TASK BRIEF: Could you reproduce every line of the entries below, keeping each character as it appears?

Annotations of layout elements
::::::::::
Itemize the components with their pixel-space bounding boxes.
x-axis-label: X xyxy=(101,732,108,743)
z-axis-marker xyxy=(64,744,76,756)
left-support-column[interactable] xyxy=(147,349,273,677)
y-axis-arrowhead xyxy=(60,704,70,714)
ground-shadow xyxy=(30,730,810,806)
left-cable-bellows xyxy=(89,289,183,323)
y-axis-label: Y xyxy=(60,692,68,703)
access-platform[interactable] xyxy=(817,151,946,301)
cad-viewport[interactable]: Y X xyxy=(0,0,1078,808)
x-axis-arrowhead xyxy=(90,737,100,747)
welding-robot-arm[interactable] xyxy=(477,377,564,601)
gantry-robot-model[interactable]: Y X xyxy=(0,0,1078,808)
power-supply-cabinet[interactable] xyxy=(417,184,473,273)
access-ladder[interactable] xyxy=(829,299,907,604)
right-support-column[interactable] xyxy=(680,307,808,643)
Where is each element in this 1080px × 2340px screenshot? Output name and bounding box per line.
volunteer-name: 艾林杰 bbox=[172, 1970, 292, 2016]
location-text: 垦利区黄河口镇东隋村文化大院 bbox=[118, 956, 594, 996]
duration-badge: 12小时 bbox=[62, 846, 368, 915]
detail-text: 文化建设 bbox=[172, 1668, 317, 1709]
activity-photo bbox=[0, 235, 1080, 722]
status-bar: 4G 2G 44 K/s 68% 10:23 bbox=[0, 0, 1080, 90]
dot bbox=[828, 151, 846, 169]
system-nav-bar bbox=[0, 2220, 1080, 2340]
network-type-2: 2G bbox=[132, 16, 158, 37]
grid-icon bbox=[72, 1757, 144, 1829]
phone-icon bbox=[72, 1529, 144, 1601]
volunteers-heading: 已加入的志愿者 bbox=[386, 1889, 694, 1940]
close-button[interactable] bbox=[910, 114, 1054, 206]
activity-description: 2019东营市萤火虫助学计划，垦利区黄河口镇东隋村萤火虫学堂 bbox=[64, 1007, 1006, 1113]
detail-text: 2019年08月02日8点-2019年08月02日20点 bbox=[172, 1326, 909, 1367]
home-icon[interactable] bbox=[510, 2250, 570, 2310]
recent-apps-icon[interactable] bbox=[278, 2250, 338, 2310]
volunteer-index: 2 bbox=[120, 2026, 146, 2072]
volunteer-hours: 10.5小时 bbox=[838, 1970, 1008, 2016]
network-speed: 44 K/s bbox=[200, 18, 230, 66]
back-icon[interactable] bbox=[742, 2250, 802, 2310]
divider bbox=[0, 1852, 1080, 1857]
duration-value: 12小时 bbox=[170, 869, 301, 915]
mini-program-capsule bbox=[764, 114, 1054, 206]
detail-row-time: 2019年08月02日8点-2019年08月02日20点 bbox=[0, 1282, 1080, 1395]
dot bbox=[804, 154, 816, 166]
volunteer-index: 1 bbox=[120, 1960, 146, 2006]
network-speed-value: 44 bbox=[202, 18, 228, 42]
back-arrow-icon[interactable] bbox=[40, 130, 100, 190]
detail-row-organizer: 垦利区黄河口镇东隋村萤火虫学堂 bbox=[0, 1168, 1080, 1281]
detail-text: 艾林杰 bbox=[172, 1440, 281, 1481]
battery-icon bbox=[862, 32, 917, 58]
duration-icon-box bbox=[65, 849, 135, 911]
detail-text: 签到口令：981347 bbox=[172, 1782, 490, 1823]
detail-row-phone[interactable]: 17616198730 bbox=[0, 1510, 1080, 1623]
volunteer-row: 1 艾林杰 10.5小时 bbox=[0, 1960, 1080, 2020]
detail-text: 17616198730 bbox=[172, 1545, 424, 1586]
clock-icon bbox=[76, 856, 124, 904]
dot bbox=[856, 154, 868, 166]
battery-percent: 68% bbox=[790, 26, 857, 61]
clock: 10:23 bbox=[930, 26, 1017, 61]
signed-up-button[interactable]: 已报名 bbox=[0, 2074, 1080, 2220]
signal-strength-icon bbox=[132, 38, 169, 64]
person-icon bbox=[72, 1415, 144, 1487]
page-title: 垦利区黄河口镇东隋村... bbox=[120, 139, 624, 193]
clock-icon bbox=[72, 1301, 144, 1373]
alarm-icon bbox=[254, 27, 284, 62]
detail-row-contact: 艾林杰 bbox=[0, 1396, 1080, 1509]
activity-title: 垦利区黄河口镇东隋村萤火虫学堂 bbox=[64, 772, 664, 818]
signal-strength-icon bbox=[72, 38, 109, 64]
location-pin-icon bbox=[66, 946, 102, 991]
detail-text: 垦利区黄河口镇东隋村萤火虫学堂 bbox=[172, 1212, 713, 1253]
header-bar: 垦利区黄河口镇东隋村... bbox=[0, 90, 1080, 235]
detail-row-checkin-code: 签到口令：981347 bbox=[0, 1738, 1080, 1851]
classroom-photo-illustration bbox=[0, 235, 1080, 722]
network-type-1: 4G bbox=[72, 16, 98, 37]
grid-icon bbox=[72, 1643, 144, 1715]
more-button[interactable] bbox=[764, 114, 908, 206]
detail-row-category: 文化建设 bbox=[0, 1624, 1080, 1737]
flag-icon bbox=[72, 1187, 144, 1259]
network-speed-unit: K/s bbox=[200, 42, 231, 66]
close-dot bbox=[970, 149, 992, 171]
::::::::::
EXERCISE ANSWER:
Itemize the components with their pixel-space bounding boxes.
x-axis-label: X xyxy=(101,732,108,743)
z-axis-marker xyxy=(64,744,76,756)
left-support-column[interactable] xyxy=(147,349,273,677)
y-axis-arrowhead xyxy=(60,704,70,714)
ground-shadow xyxy=(30,730,810,806)
left-cable-bellows xyxy=(89,289,183,323)
y-axis-label: Y xyxy=(60,692,68,703)
access-platform[interactable] xyxy=(817,151,946,301)
cad-viewport[interactable]: Y X xyxy=(0,0,1078,808)
x-axis-arrowhead xyxy=(90,737,100,747)
welding-robot-arm[interactable] xyxy=(477,377,564,601)
gantry-robot-model[interactable]: Y X xyxy=(0,0,1078,808)
power-supply-cabinet[interactable] xyxy=(417,184,473,273)
access-ladder[interactable] xyxy=(829,299,907,604)
right-support-column[interactable] xyxy=(680,307,808,643)
Where is each element in this 1080px × 2340px screenshot? Output name and bounding box per line.
volunteer-name: 艾林杰 bbox=[172, 1970, 292, 2016]
location-text: 垦利区黄河口镇东隋村文化大院 bbox=[118, 956, 594, 996]
duration-badge: 12小时 bbox=[62, 846, 368, 915]
detail-text: 文化建设 bbox=[172, 1668, 317, 1709]
activity-photo bbox=[0, 235, 1080, 722]
status-bar: 4G 2G 44 K/s 68% 10:23 bbox=[0, 0, 1080, 90]
dot bbox=[828, 151, 846, 169]
system-nav-bar bbox=[0, 2220, 1080, 2340]
network-type-2: 2G bbox=[132, 16, 158, 37]
grid-icon bbox=[72, 1757, 144, 1829]
phone-icon bbox=[72, 1529, 144, 1601]
volunteers-heading: 已加入的志愿者 bbox=[386, 1889, 694, 1940]
close-button[interactable] bbox=[910, 114, 1054, 206]
activity-description: 2019东营市萤火虫助学计划，垦利区黄河口镇东隋村萤火虫学堂 bbox=[64, 1007, 1006, 1113]
detail-text: 2019年08月02日8点-2019年08月02日20点 bbox=[172, 1326, 909, 1367]
home-icon[interactable] bbox=[510, 2250, 570, 2310]
recent-apps-icon[interactable] bbox=[278, 2250, 338, 2310]
volunteer-index: 2 bbox=[120, 2026, 146, 2072]
volunteer-hours: 10.5小时 bbox=[838, 1970, 1008, 2016]
network-speed: 44 K/s bbox=[200, 18, 230, 66]
back-icon[interactable] bbox=[742, 2250, 802, 2310]
divider bbox=[0, 1852, 1080, 1857]
duration-value: 12小时 bbox=[170, 869, 301, 915]
mini-program-capsule bbox=[764, 114, 1054, 206]
detail-row-time: 2019年08月02日8点-2019年08月02日20点 bbox=[0, 1282, 1080, 1395]
dot bbox=[804, 154, 816, 166]
volunteer-index: 1 bbox=[120, 1960, 146, 2006]
network-speed-value: 44 bbox=[202, 18, 228, 42]
back-arrow-icon[interactable] bbox=[40, 130, 100, 190]
detail-row-organizer: 垦利区黄河口镇东隋村萤火虫学堂 bbox=[0, 1168, 1080, 1281]
detail-text: 艾林杰 bbox=[172, 1440, 281, 1481]
battery-icon bbox=[862, 32, 917, 58]
duration-icon-box bbox=[65, 849, 135, 911]
detail-text: 签到口令：981347 bbox=[172, 1782, 490, 1823]
detail-row-phone[interactable]: 17616198730 bbox=[0, 1510, 1080, 1623]
volunteer-row: 1 艾林杰 10.5小时 bbox=[0, 1960, 1080, 2020]
detail-text: 17616198730 bbox=[172, 1545, 424, 1586]
clock-icon bbox=[76, 856, 124, 904]
dot bbox=[856, 154, 868, 166]
battery-percent: 68% bbox=[790, 26, 857, 61]
clock: 10:23 bbox=[930, 26, 1017, 61]
signed-up-button[interactable]: 已报名 bbox=[0, 2074, 1080, 2220]
signal-strength-icon bbox=[132, 38, 169, 64]
person-icon bbox=[72, 1415, 144, 1487]
page-title: 垦利区黄河口镇东隋村... bbox=[120, 139, 624, 193]
clock-icon bbox=[72, 1301, 144, 1373]
alarm-icon bbox=[254, 27, 284, 62]
detail-row-contact: 艾林杰 bbox=[0, 1396, 1080, 1509]
activity-title: 垦利区黄河口镇东隋村萤火虫学堂 bbox=[64, 772, 664, 818]
signal-strength-icon bbox=[72, 38, 109, 64]
location-pin-icon bbox=[66, 946, 102, 991]
detail-text: 垦利区黄河口镇东隋村萤火虫学堂 bbox=[172, 1212, 713, 1253]
header-bar: 垦利区黄河口镇东隋村... bbox=[0, 90, 1080, 235]
detail-row-checkin-code: 签到口令：981347 bbox=[0, 1738, 1080, 1851]
classroom-photo-illustration bbox=[0, 235, 1080, 722]
network-type-1: 4G bbox=[72, 16, 98, 37]
grid-icon bbox=[72, 1643, 144, 1715]
more-button[interactable] bbox=[764, 114, 908, 206]
detail-row-category: 文化建设 bbox=[0, 1624, 1080, 1737]
flag-icon bbox=[72, 1187, 144, 1259]
network-speed-unit: K/s bbox=[200, 42, 231, 66]
close-dot bbox=[970, 149, 992, 171]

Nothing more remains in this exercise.